-- Start of SOURCE DATA --
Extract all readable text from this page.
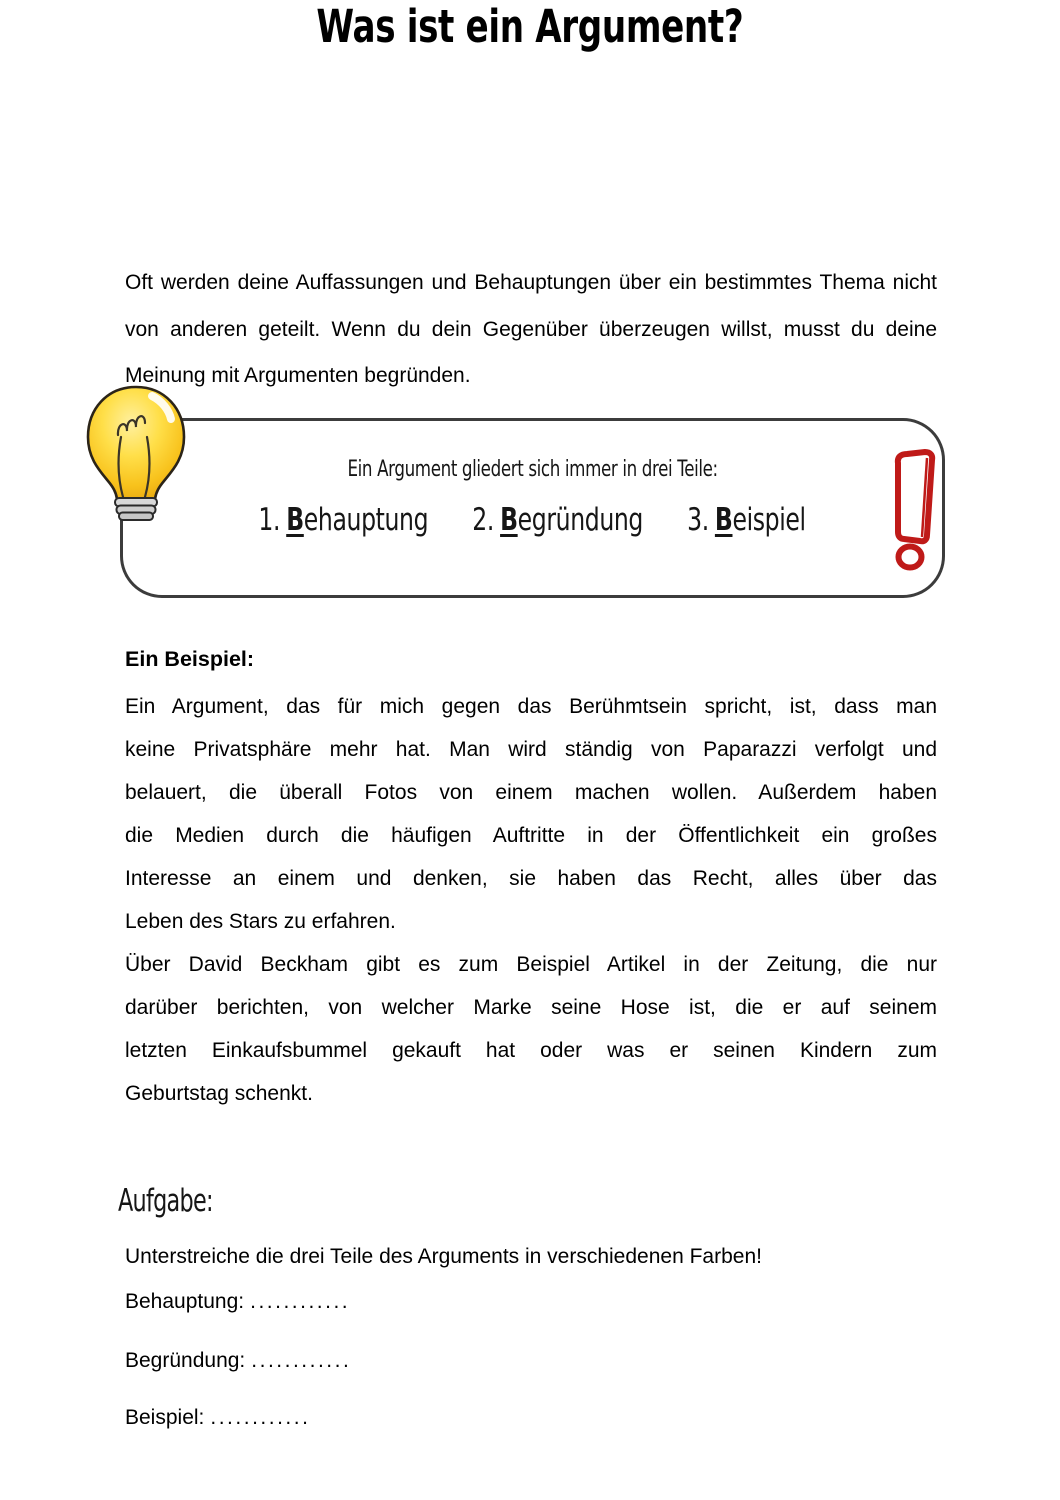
Was ist ein Argument?
Oft werden deine Auffassungen und Behauptungen über ein bestimmtes Thema nicht
von anderen geteilt. Wenn du dein Gegenüber überzeugen willst, musst du deine
Meinung mit Argumenten begründen.
Ein Argument gliedert sich immer in drei Teile:
1. Behauptung 2. Begründung 3. Beispiel
Ein Beispiel:
Ein Argument, das für mich gegen das Berühmtsein spricht, ist, dass man
keine Privatsphäre mehr hat. Man wird ständig von Paparazzi verfolgt und
belauert, die überall Fotos von einem machen wollen. Außerdem haben
die Medien durch die häufigen Auftritte in der Öffentlichkeit ein großes
Interesse an einem und denken, sie haben das Recht, alles über das
Leben des Stars zu erfahren.
Über David Beckham gibt es zum Beispiel Artikel in der Zeitung, die nur
darüber berichten, von welcher Marke seine Hose ist, die er auf seinem
letzten Einkaufsbummel gekauft hat oder was er seinen Kindern zum
Geburtstag schenkt.
Aufgabe:
Unterstreiche die drei Teile des Arguments in verschiedenen Farben!
Behauptung: ............
Begründung: ............
Beispiel: ............
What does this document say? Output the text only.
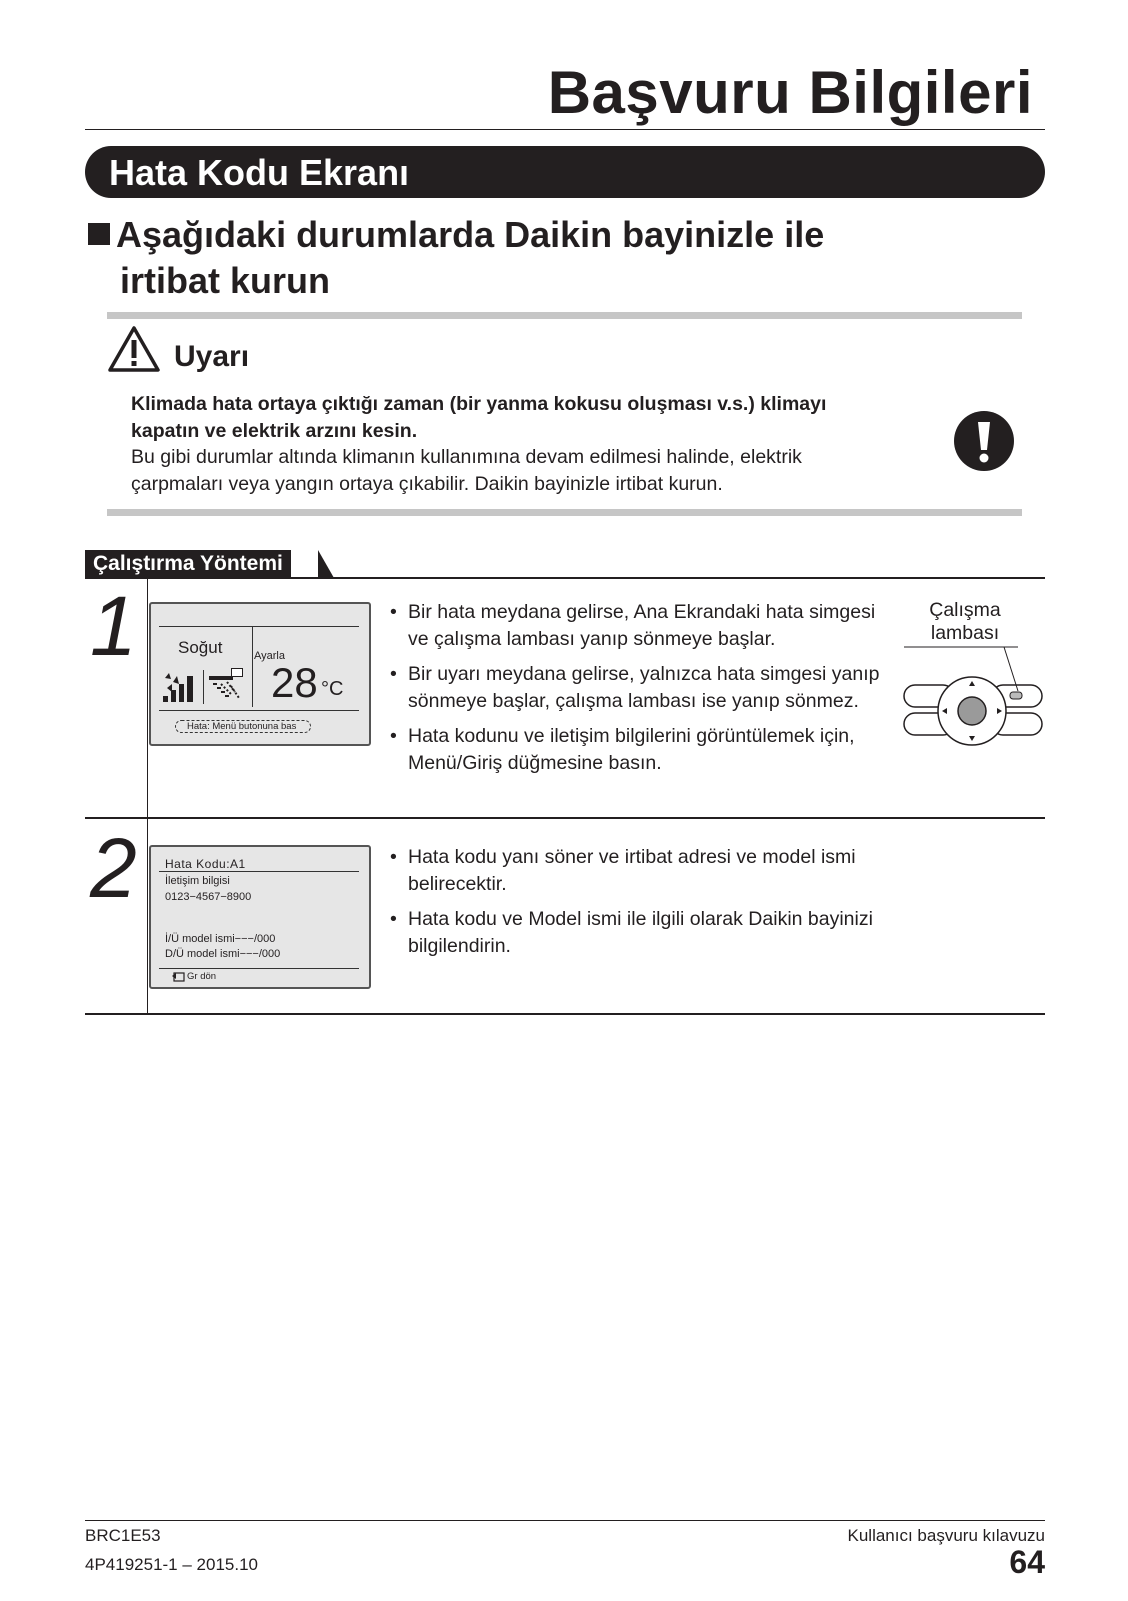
Başvuru Bilgileri
Hata Kodu Ekranı
Aşağıdaki durumlarda Daikin bayinizle ile
irtibat kurun
Uyarı
Klimada hata ortaya çıktığı zaman (bir yanma kokusu oluşması v.s.) klimayı
kapatın ve elektrik arzını kesin.
Bu gibi durumlar altında klimanın kullanımına devam edilmesi halinde, elektrik
çarpmaları veya yangın ortaya çıkabilir. Daikin bayinizle irtibat kurun.
Çalıştırma Yöntemi
1 Soğut	Ayarla
28 °C
Hata: Menü butonuna bas
• Bir hata meydana gelirse, Ana Ekrandaki hata simgesi ve çalışma lambası yanıp sönmeye başlar.
• Bir uyarı meydana gelirse, yalnızca hata simgesi yanıp sönmeye başlar, çalışma lambası ise yanıp sönmez.
• Hata kodunu ve iletişim bilgilerini görüntülemek için, Menü/Giriş düğmesine basın.
Çalışma
lambası
2 Hata Kodu:A1
İletişim bilgisi
0123−4567−8900
İ/Ü model ismi−−−/000
D/Ü model ismi−−−/000
Gr dön
• Hata kodu yanı söner ve irtibat adresi ve model ismi belirecektir.
• Hata kodu ve Model ismi ile ilgili olarak Daikin bayinizi bilgilendirin.
BRC1E53
4P419251-1 – 2015.10
Kullanıcı başvuru kılavuzu
64
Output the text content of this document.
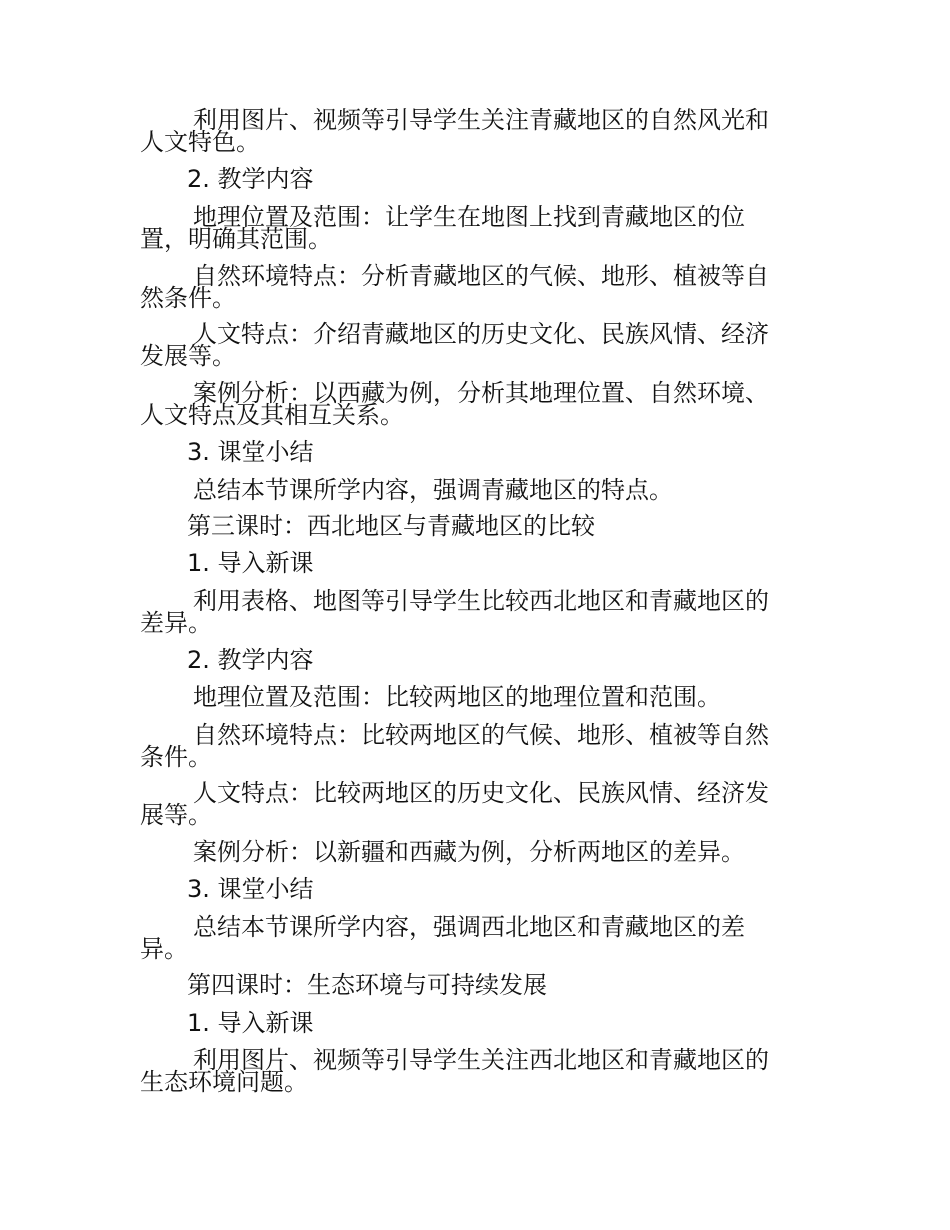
利用图片、视频等引导学生关注青藏地区的自然风光和
人文特色。
2. 教学内容
地理位置及范围：让学生在地图上找到青藏地区的位
置，明确其范围。
自然环境特点：分析青藏地区的气候、地形、植被等自
然条件。
人文特点：介绍青藏地区的历史文化、民族风情、经济
发展等。
案例分析：以西藏为例，分析其地理位置、自然环境、
人文特点及其相互关系。
3. 课堂小结
总结本节课所学内容，强调青藏地区的特点。
第三课时：西北地区与青藏地区的比较
1. 导入新课
利用表格、地图等引导学生比较西北地区和青藏地区的
差异。
2. 教学内容
地理位置及范围：比较两地区的地理位置和范围。
自然环境特点：比较两地区的气候、地形、植被等自然
条件。
人文特点：比较两地区的历史文化、民族风情、经济发
展等。
案例分析：以新疆和西藏为例，分析两地区的差异。
3. 课堂小结
总结本节课所学内容，强调西北地区和青藏地区的差
异。
第四课时：生态环境与可持续发展
1. 导入新课
利用图片、视频等引导学生关注西北地区和青藏地区的
生态环境问题。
-- End of SOURCE DATA --
▶ _INSTRUCTIONS FOR THE TASK_
Print the whole listing above once more, word for word, without its pictures.

▶ _COMPLETE RESPONSE_
Extract all readable text from this page.
Was ist ein Argument?
Oft werden deine Auffassungen und Behauptungen über ein bestimmtes Thema nicht
von anderen geteilt. Wenn du dein Gegenüber überzeugen willst, musst du deine
Meinung mit Argumenten begründen.
Ein Argument gliedert sich immer in drei Teile:
1. Behauptung 2. Begründung 3. Beispiel
Ein Beispiel:
Ein Argument, das für mich gegen das Berühmtsein spricht, ist, dass man
keine Privatsphäre mehr hat. Man wird ständig von Paparazzi verfolgt und
belauert, die überall Fotos von einem machen wollen. Außerdem haben
die Medien durch die häufigen Auftritte in der Öffentlichkeit ein großes
Interesse an einem und denken, sie haben das Recht, alles über das
Leben des Stars zu erfahren.
Über David Beckham gibt es zum Beispiel Artikel in der Zeitung, die nur
darüber berichten, von welcher Marke seine Hose ist, die er auf seinem
letzten Einkaufsbummel gekauft hat oder was er seinen Kindern zum
Geburtstag schenkt.
Aufgabe:
Unterstreiche die drei Teile des Arguments in verschiedenen Farben!
Behauptung: ............
Begründung: ............
Beispiel: ............
What does this document say? Output the text only.
Başvuru Bilgileri
Hata Kodu Ekranı
Aşağıdaki durumlarda Daikin bayinizle ile
irtibat kurun
Uyarı
Klimada hata ortaya çıktığı zaman (bir yanma kokusu oluşması v.s.) klimayı
kapatın ve elektrik arzını kesin.
Bu gibi durumlar altında klimanın kullanımına devam edilmesi halinde, elektrik
çarpmaları veya yangın ortaya çıkabilir. Daikin bayinizle irtibat kurun.
Çalıştırma Yöntemi
1 Soğut	Ayarla
28 °C
Hata: Menü butonuna bas
• Bir hata meydana gelirse, Ana Ekrandaki hata simgesi ve çalışma lambası yanıp sönmeye başlar.
• Bir uyarı meydana gelirse, yalnızca hata simgesi yanıp sönmeye başlar, çalışma lambası ise yanıp sönmez.
• Hata kodunu ve iletişim bilgilerini görüntülemek için, Menü/Giriş düğmesine basın.
Çalışma
lambası
2 Hata Kodu:A1
İletişim bilgisi
0123−4567−8900
İ/Ü model ismi−−−/000
D/Ü model ismi−−−/000
Gr dön
• Hata kodu yanı söner ve irtibat adresi ve model ismi belirecektir.
• Hata kodu ve Model ismi ile ilgili olarak Daikin bayinizi bilgilendirin.
BRC1E53
4P419251-1 – 2015.10
Kullanıcı başvuru kılavuzu
64
Output the text content of this document.
利用图片、视频等引导学生关注青藏地区的自然风光和
人文特色。
2. 教学内容
地理位置及范围：让学生在地图上找到青藏地区的位
置，明确其范围。
自然环境特点：分析青藏地区的气候、地形、植被等自
然条件。
人文特点：介绍青藏地区的历史文化、民族风情、经济
发展等。
案例分析：以西藏为例，分析其地理位置、自然环境、
人文特点及其相互关系。
3. 课堂小结
总结本节课所学内容，强调青藏地区的特点。
第三课时：西北地区与青藏地区的比较
1. 导入新课
利用表格、地图等引导学生比较西北地区和青藏地区的
差异。
2. 教学内容
地理位置及范围：比较两地区的地理位置和范围。
自然环境特点：比较两地区的气候、地形、植被等自然
条件。
人文特点：比较两地区的历史文化、民族风情、经济发
展等。
案例分析：以新疆和西藏为例，分析两地区的差异。
3. 课堂小结
总结本节课所学内容，强调西北地区和青藏地区的差
异。
第四课时：生态环境与可持续发展
1. 导入新课
利用图片、视频等引导学生关注西北地区和青藏地区的
生态环境问题。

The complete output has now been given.